=== STORED RECORDS ===

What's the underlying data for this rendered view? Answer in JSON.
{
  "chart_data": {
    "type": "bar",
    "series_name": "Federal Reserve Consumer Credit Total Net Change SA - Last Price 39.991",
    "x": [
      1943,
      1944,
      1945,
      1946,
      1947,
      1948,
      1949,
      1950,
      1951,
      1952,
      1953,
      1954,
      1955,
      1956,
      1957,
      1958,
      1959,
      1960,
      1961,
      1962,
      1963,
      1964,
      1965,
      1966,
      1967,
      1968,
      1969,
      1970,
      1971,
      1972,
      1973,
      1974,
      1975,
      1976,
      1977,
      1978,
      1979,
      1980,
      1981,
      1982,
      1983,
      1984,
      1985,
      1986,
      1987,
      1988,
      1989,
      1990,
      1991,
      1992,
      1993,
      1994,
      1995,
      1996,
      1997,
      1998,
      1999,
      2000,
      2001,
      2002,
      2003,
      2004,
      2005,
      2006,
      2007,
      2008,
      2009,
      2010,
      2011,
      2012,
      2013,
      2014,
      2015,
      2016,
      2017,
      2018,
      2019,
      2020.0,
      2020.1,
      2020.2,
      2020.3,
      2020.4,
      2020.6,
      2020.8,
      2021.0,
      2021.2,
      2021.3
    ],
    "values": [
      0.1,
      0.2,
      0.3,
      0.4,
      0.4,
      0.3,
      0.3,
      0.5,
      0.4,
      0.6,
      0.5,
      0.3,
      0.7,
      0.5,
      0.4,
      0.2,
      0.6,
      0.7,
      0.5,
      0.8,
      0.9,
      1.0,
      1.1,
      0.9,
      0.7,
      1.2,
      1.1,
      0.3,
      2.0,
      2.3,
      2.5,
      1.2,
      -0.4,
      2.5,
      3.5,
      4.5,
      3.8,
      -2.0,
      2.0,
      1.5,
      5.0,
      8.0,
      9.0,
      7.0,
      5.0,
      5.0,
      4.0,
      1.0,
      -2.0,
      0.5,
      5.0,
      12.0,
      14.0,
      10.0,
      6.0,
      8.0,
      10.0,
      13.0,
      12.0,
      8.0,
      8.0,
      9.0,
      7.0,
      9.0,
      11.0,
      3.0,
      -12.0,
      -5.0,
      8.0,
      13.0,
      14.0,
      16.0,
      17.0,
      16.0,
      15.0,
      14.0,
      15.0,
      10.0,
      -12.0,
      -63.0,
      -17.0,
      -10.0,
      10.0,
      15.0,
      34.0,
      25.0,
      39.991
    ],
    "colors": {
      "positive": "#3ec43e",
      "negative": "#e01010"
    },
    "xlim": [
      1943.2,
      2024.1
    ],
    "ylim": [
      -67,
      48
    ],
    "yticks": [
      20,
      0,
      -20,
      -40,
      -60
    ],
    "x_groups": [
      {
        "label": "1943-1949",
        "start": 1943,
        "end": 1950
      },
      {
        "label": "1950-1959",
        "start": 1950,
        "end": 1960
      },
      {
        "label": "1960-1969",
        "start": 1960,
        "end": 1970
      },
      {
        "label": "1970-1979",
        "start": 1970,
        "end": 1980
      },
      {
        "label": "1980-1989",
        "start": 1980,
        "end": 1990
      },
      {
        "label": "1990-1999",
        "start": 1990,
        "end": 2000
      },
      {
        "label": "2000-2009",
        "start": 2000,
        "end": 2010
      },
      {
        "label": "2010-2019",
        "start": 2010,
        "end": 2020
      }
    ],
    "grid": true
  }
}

===

REQUIREMENT => How many lines of the entries above hold the string "label"? Reply with the number alone.

WRITTEN ANSWER => 8